▶ **THE PROBLEM**
Pull every line containing the word "true" from the records.

▶ **EXERCISE DATA**

╔══

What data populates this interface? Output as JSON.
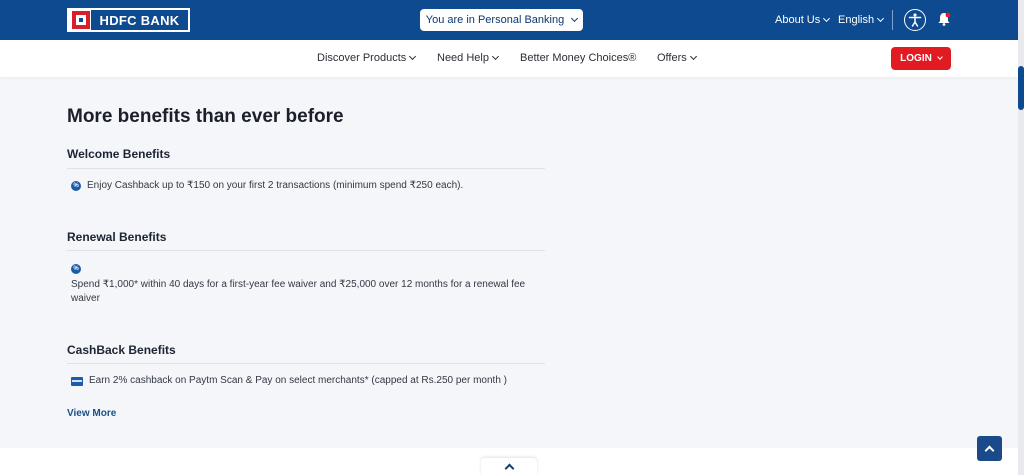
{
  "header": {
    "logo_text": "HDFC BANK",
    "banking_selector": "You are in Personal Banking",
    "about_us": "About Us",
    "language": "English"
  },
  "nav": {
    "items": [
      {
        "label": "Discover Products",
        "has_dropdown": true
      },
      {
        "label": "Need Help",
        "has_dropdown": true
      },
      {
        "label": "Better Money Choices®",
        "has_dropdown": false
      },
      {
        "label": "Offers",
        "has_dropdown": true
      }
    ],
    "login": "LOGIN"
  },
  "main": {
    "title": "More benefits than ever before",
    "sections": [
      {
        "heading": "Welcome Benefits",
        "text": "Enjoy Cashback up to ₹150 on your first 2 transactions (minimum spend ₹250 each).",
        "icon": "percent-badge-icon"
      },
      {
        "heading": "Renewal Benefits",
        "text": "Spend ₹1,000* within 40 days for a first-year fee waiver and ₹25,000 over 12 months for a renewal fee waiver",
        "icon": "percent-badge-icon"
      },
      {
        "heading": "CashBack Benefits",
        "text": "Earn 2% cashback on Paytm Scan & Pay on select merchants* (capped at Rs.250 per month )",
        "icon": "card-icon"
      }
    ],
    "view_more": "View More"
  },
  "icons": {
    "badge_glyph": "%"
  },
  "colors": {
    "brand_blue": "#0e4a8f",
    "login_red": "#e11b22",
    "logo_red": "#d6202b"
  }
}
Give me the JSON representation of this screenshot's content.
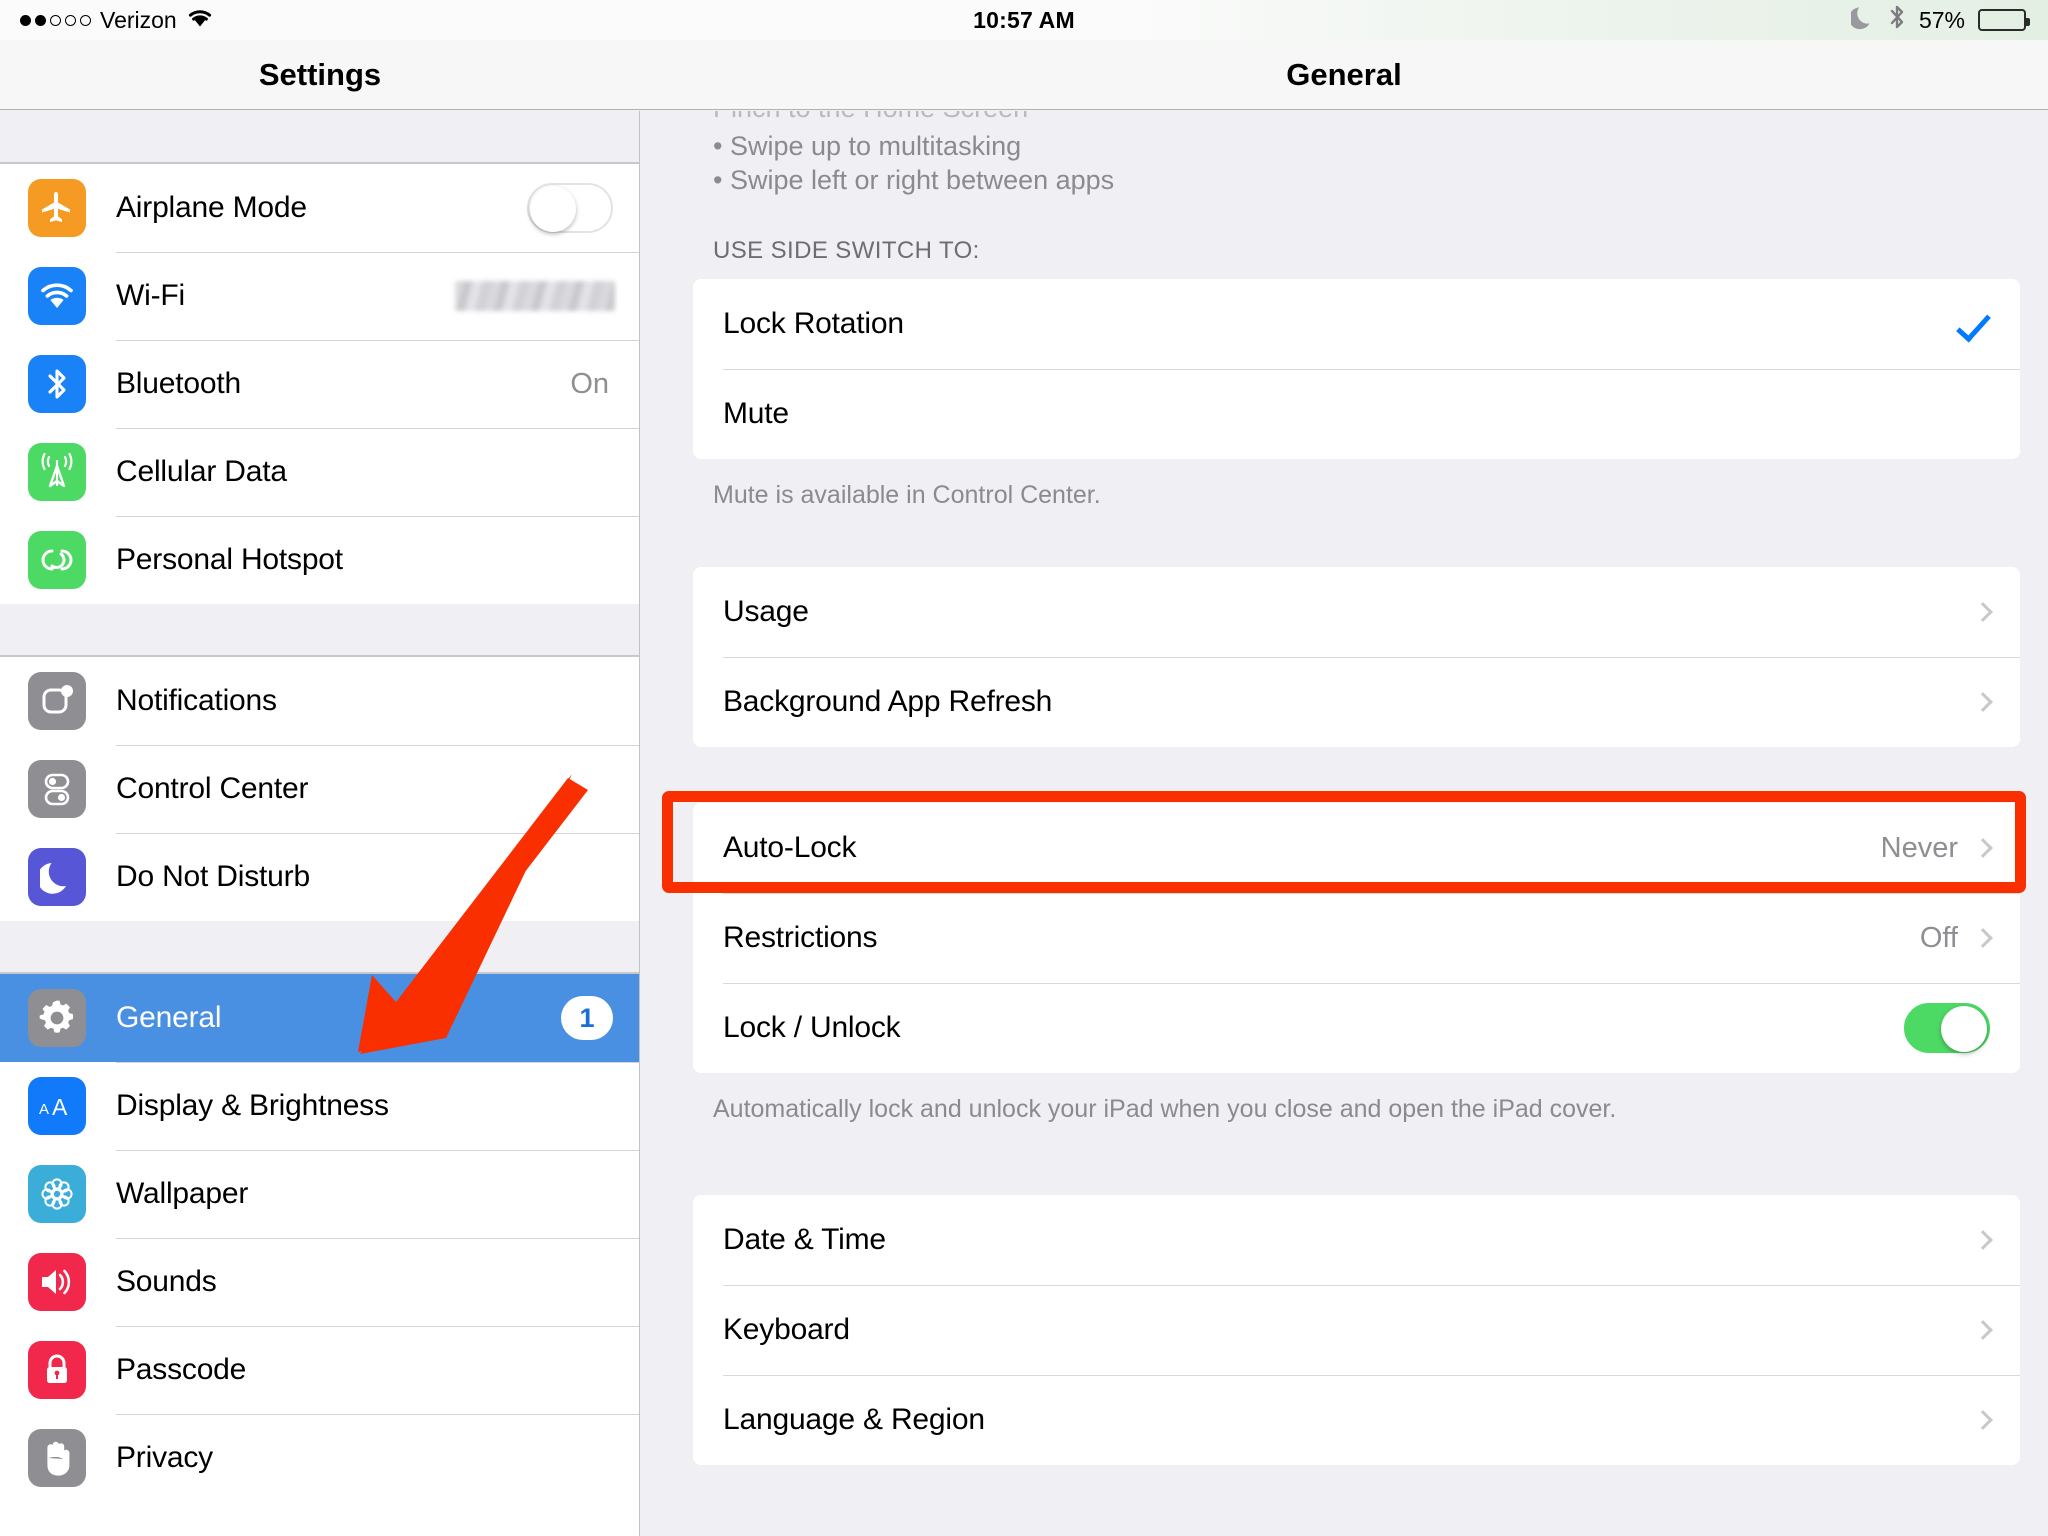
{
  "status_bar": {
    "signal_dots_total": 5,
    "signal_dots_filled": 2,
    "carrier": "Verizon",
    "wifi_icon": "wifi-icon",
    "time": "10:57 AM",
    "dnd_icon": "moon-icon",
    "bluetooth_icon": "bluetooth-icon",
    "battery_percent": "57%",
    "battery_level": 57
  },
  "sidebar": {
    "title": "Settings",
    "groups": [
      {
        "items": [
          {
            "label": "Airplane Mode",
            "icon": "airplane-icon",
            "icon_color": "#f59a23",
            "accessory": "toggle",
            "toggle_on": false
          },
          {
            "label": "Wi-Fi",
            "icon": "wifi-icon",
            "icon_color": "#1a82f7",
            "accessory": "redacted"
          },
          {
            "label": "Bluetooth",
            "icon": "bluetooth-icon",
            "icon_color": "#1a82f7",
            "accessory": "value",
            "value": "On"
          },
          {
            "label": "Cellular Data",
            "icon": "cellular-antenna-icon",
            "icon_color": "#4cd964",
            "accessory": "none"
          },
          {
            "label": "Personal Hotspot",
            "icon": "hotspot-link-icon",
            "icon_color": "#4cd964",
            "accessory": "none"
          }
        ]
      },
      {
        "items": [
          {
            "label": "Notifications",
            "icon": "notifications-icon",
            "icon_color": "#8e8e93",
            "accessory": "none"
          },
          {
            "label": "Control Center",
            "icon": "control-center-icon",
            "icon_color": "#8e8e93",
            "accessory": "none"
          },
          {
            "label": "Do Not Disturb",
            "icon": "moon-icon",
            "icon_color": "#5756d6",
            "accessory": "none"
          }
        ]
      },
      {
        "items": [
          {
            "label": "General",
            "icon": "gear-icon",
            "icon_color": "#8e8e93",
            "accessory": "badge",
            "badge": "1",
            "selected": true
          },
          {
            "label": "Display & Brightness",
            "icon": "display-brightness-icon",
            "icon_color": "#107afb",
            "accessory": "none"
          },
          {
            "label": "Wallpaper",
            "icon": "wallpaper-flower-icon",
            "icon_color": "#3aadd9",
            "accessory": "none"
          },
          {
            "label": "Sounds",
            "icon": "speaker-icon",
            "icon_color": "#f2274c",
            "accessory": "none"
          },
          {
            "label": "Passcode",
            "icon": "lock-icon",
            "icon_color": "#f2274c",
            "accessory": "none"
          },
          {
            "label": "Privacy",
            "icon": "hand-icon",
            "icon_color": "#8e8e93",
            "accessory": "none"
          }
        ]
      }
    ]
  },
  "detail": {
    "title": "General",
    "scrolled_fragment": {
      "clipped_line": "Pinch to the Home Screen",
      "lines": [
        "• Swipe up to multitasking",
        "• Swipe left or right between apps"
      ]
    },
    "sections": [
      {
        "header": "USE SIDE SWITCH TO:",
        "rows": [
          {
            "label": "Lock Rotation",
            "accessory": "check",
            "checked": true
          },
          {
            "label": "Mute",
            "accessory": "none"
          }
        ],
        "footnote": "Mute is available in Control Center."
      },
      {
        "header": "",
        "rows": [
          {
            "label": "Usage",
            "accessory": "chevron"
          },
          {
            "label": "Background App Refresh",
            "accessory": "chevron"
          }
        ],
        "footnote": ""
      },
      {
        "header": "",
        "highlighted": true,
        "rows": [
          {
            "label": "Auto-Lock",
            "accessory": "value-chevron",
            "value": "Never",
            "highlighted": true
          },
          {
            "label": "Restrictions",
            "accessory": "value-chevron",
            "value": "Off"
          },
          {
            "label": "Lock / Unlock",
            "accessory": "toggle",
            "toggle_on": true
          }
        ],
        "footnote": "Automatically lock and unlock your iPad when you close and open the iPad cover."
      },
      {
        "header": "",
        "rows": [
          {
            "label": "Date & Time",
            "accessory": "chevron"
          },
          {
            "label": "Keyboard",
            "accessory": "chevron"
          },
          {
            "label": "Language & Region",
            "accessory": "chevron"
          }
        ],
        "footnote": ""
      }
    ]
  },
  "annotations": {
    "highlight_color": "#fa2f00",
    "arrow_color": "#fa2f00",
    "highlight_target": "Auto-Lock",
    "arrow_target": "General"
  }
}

╚══

▶ **CORRECT OUTPUT**
        "has_dropdown": true
        "has_dropdown": true
        "has_dropdown": true
            "selected": true
            "checked": true
        "highlighted": true,
            "highlighted": true
            "toggle_on": true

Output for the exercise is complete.